YOUR TASK: Only lines with the string "installing" matter here; gather them from the material below.

[Data entries]
+ + + +

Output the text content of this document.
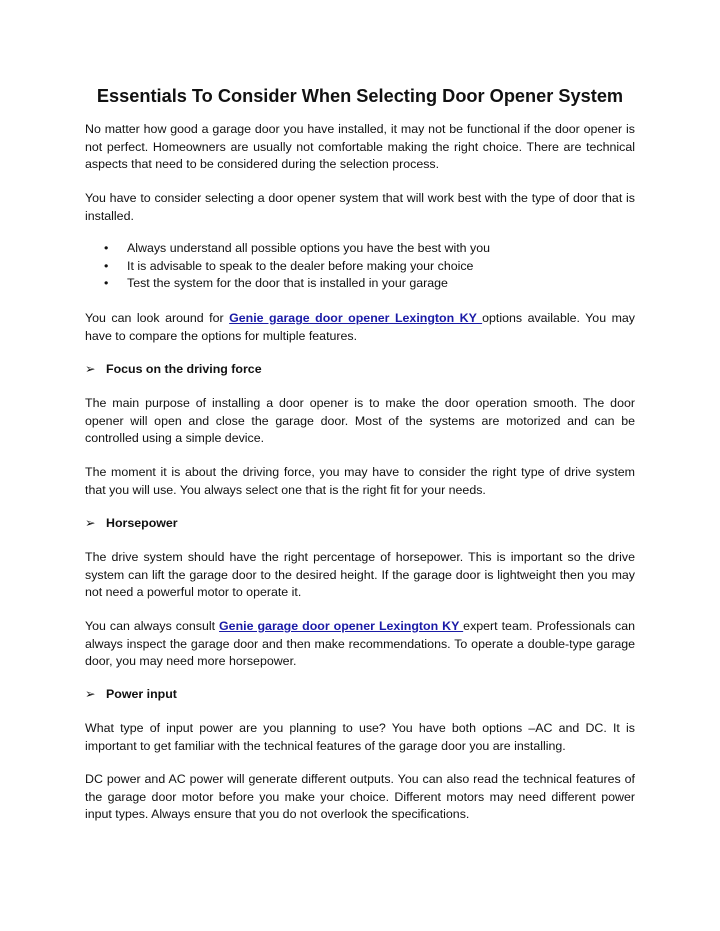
Essentials To Consider When Selecting Door Opener System

No matter how good a garage door you have installed, it may not be functional if the door opener is not perfect. Homeowners are usually not comfortable making the right choice. There are technical aspects that need to be considered during the selection process.

You have to consider selecting a door opener system that will work best with the type of door that is installed.

• Always understand all possible options you have the best with you
• It is advisable to speak to the dealer before making your choice
• Test the system for the door that is installed in your garage

You can look around for Genie garage door opener Lexington KY options available. You may have to compare the options for multiple features.

➢ Focus on the driving force

The main purpose of installing a door opener is to make the door operation smooth. The door opener will open and close the garage door. Most of the systems are motorized and can be controlled using a simple device.

The moment it is about the driving force, you may have to consider the right type of drive system that you will use. You always select one that is the right fit for your needs.

➢ Horsepower

The drive system should have the right percentage of horsepower. This is important so the drive system can lift the garage door to the desired height. If the garage door is lightweight then you may not need a powerful motor to operate it.

You can always consult Genie garage door opener Lexington KY expert team. Professionals can always inspect the garage door and then make recommendations. To operate a double-type garage door, you may need more horsepower.

➢ Power input

What type of input power are you planning to use? You have both options –AC and DC. It is important to get familiar with the technical features of the garage door you are installing.

DC power and AC power will generate different outputs. You can also read the technical features of the garage door motor before you make your choice. Different motors may need different power input types. Always ensure that you do not overlook the specifications.
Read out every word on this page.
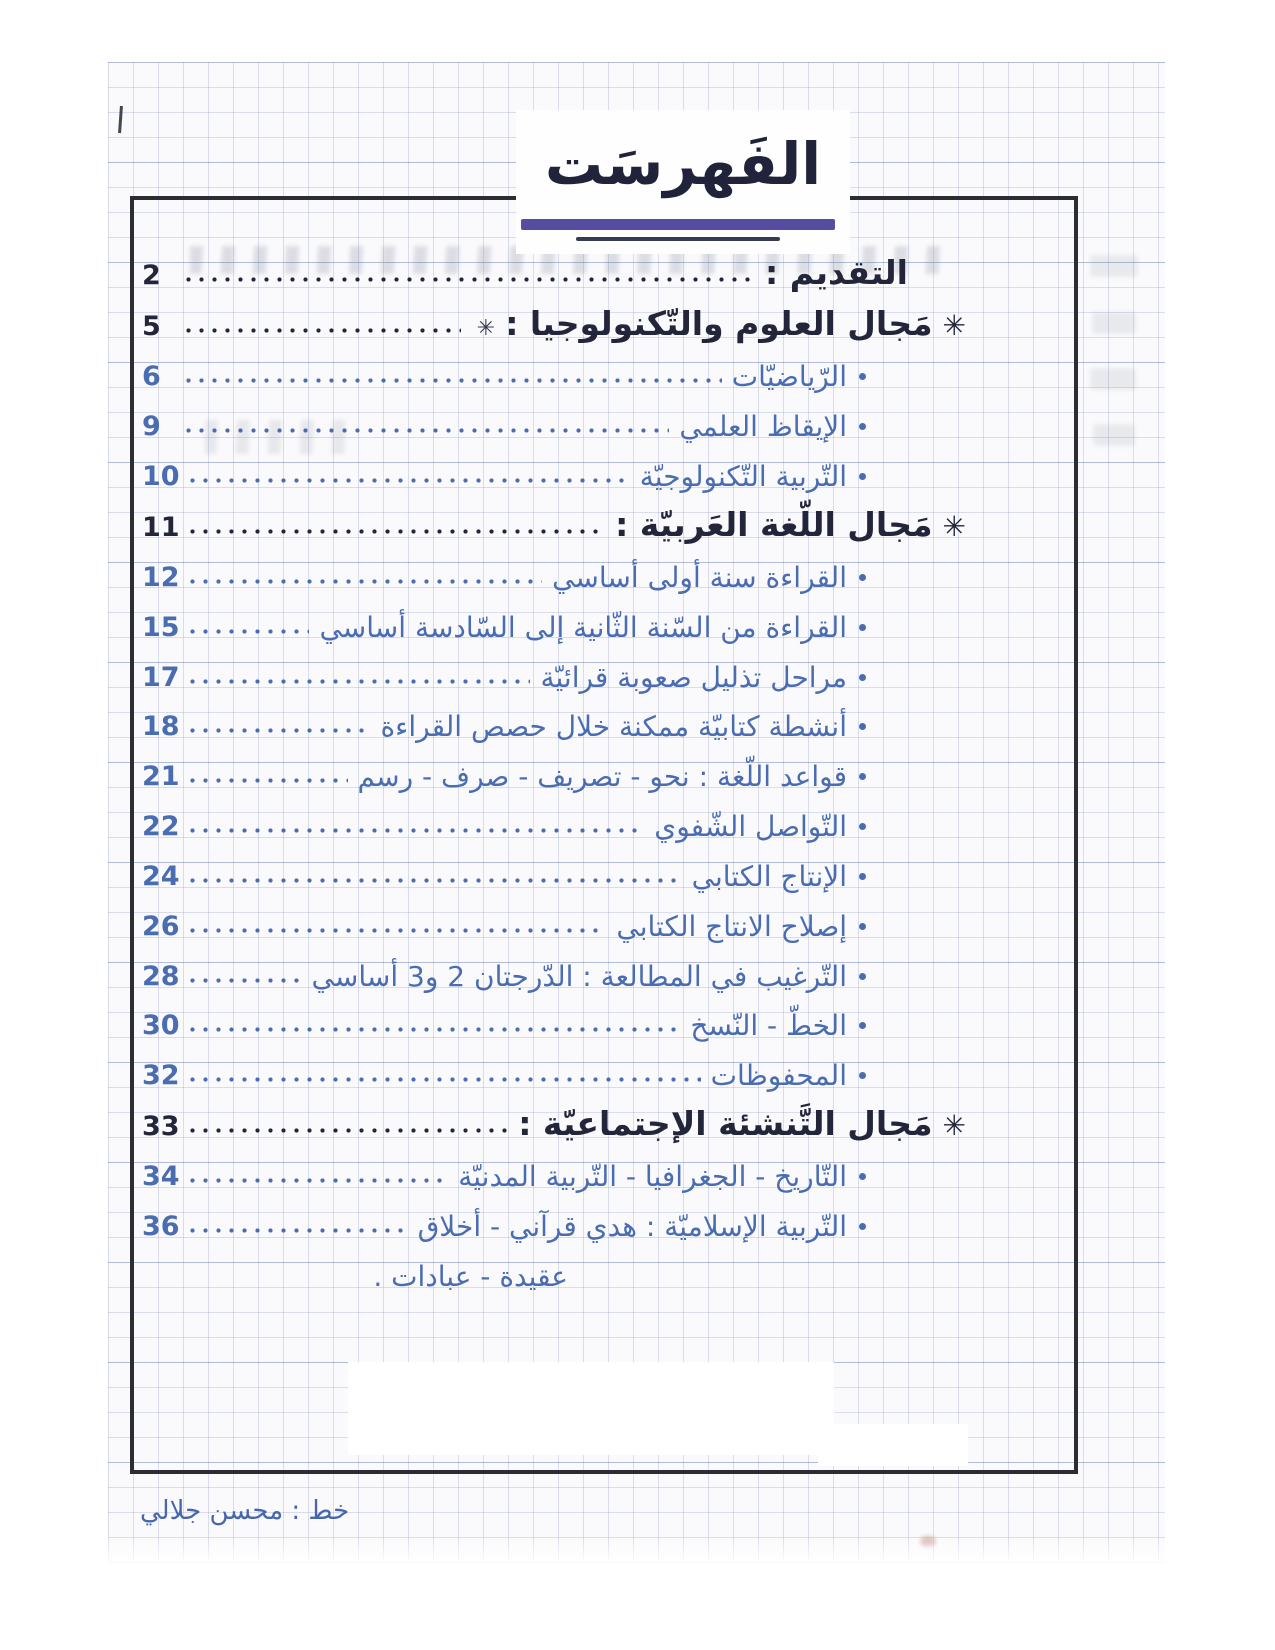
الفَهرسَت
التقديم :
2
✳
مَجال العلوم والتّكنولوجيا :
✳
5
الرّياضيّات
6
الإيقاظ العلمي
9
التّربية التّكنولوجيّة
10
✳
مَجال اللّغة العَربيّة :
11
القراءة سنة أولى أساسي
12
القراءة من السّنة الثّانية إلى السّادسة أساسي
15
مراحل تذليل صعوبة قرائيّة
17
أنشطة كتابيّة ممكنة خلال حصص القراءة
18
قواعد اللّغة : نحو - تصريف - صرف - رسم
21
التّواصل الشّفوي
22
الإنتاج الكتابي
24
إصلاح الانتاج الكتابي
26
التّرغيب في المطالعة : الدّرجتان 2 و3 أساسي
28
الخطّ - النّسخ
30
المحفوظات
32
✳
مَجال التَّنشئة الإجتماعيّة :
33
التّاريخ - الجغرافيا - التّربية المدنيّة
34
التّربية الإسلاميّة : هدي قرآني - أخلاق
36
عقيدة - عبادات .
خط : محسن جلالي
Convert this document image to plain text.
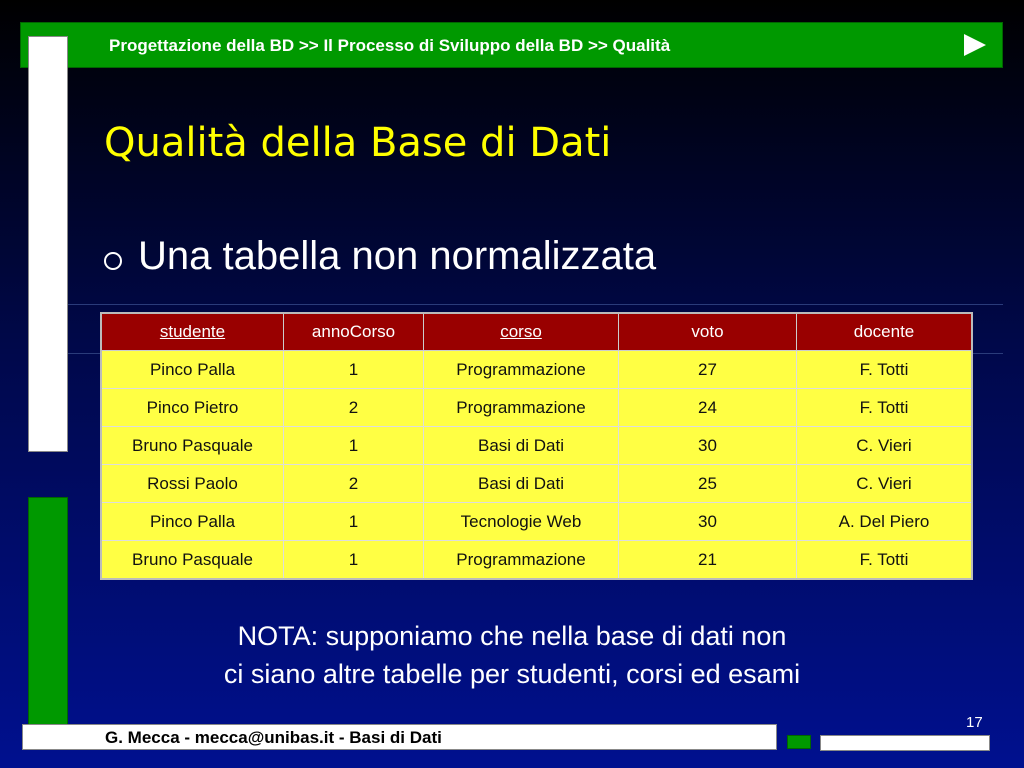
Progettazione della BD >> Il Processo di Sviluppo della BD >> Qualità
Qualità della Base di Dati
Una tabella non normalizzata
studente	annoCorso	corso	voto	docente
Pinco Palla	1	Programmazione	27	F. Totti
Pinco Pietro	2	Programmazione	24	F. Totti
Bruno Pasquale	1	Basi di Dati	30	C. Vieri
Rossi Paolo	2	Basi di Dati	25	C. Vieri
Pinco Palla	1	Tecnologie Web	30	A. Del Piero
Bruno Pasquale	1	Programmazione	21	F. Totti
NOTA: supponiamo che nella base di dati non
ci siano altre tabelle per studenti, corsi ed esami
17
G. Mecca - mecca@unibas.it - Basi di Dati
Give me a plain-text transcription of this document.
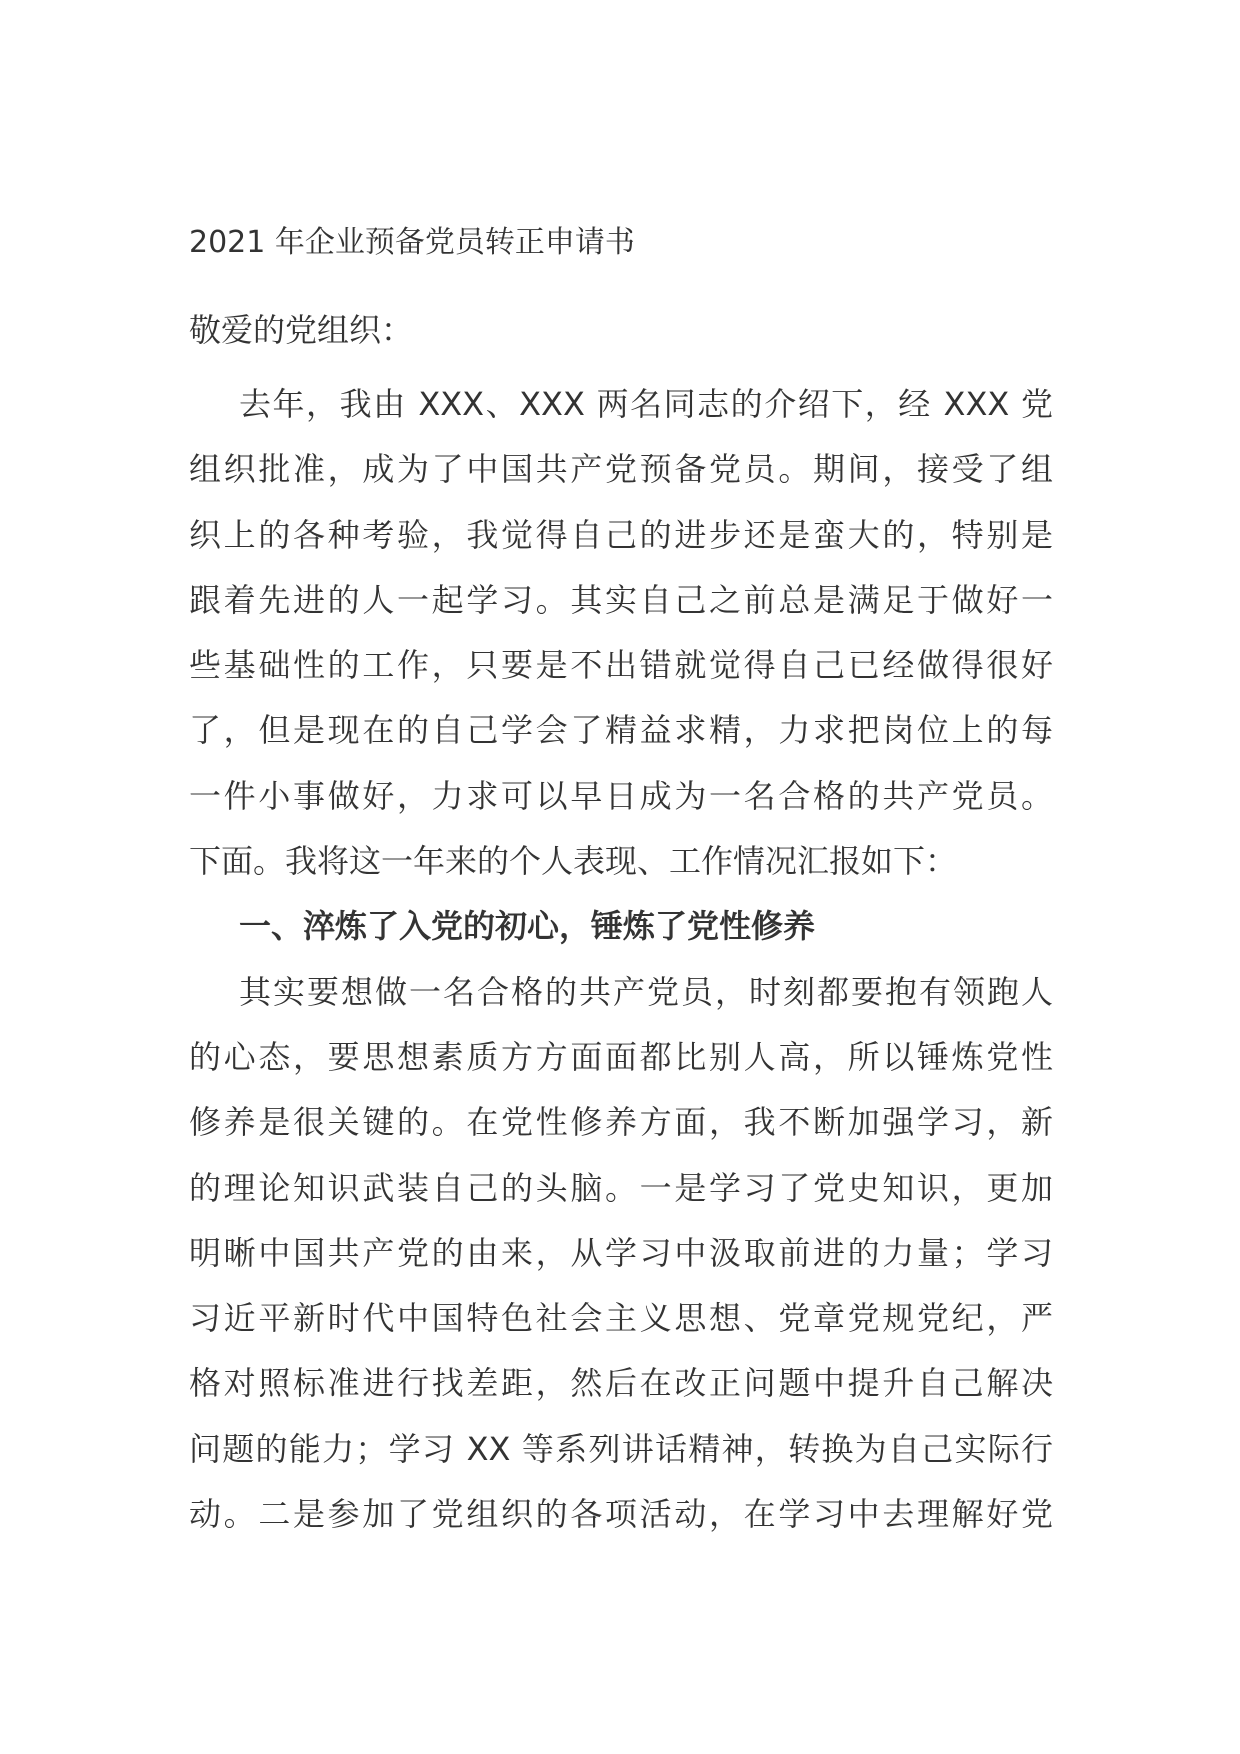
2021 年企业预备党员转正申请书
敬爱的党组织：
去年，我由 XXX、XXX 两名同志的介绍下，经 XXX 党
组织批准，成为了中国共产党预备党员。期间，接受了组
织上的各种考验，我觉得自己的进步还是蛮大的，特别是
跟着先进的人一起学习。其实自己之前总是满足于做好一
些基础性的工作，只要是不出错就觉得自己已经做得很好
了，但是现在的自己学会了精益求精，力求把岗位上的每
一件小事做好，力求可以早日成为一名合格的共产党员。
下面。我将这一年来的个人表现、工作情况汇报如下：
一、淬炼了入党的初心，锤炼了党性修养
其实要想做一名合格的共产党员，时刻都要抱有领跑人
的心态，要思想素质方方面面都比别人高，所以锤炼党性
修养是很关键的。在党性修养方面，我不断加强学习，新
的理论知识武装自己的头脑。一是学习了党史知识，更加
明晰中国共产党的由来，从学习中汲取前进的力量；学习
习近平新时代中国特色社会主义思想、党章党规党纪，严
格对照标准进行找差距，然后在改正问题中提升自己解决
问题的能力；学习 XX 等系列讲话精神，转换为自己实际行
动。二是参加了党组织的各项活动，在学习中去理解好党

+ + + +

SOLUTION FOR THIS TASK:
The main purpose of installing a door opener is to make the door operation smooth. The door opener will open and close the garage door. Most of the systems are motorized and can be controlled using a simple device.
What type of input power are you planning to use? You have both options –AC and DC. It is important to get familiar with the technical features of the garage door you are installing.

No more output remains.